** Begin Material shown **

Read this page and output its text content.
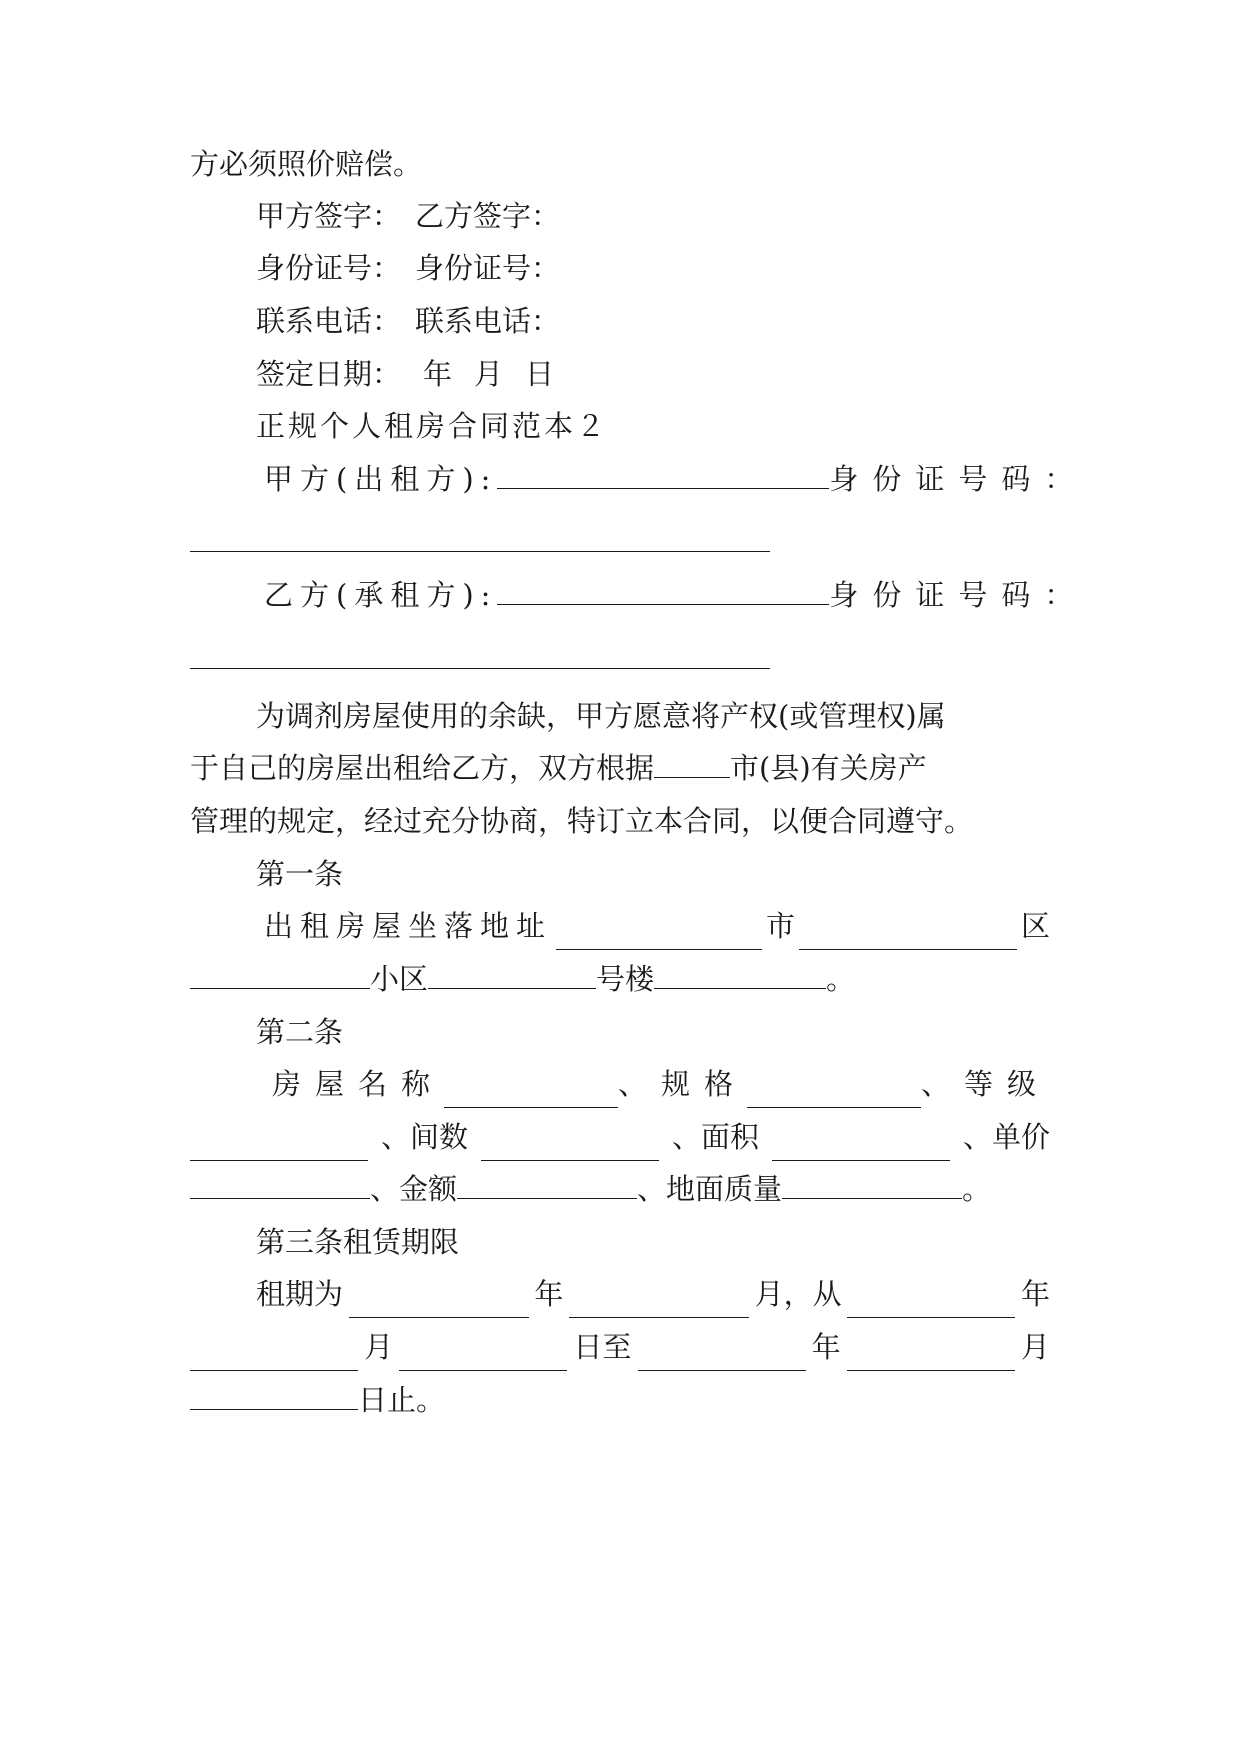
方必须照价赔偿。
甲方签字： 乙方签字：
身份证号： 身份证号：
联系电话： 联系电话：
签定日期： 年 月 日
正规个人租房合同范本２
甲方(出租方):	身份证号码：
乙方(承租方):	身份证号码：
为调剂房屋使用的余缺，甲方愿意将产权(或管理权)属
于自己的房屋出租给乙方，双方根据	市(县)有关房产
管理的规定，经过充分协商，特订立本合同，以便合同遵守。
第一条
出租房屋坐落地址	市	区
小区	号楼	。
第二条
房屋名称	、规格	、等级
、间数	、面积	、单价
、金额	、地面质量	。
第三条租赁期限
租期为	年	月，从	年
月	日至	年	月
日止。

** End Material shown **

Required work
Retype each record exactly as it stands, but do not include the pictures.

Exercise result
Read this page and output its text content.
方必须照价赔偿。
甲方签字： 乙方签字：
身份证号： 身份证号：
联系电话： 联系电话：
签定日期： 年 月 日
正规个人租房合同范本２
甲方(出租方):	身份证号码：
乙方(承租方):	身份证号码：
为调剂房屋使用的余缺，甲方愿意将产权(或管理权)属
于自己的房屋出租给乙方，双方根据	市(县)有关房产
管理的规定，经过充分协商，特订立本合同，以便合同遵守。
第一条
出租房屋坐落地址	市	区
小区	号楼	。
第二条
房屋名称	、规格	、等级
、间数	、面积	、单价
、金额	、地面质量	。
第三条租赁期限
租期为	年	月，从	年
月	日至	年	月
日止。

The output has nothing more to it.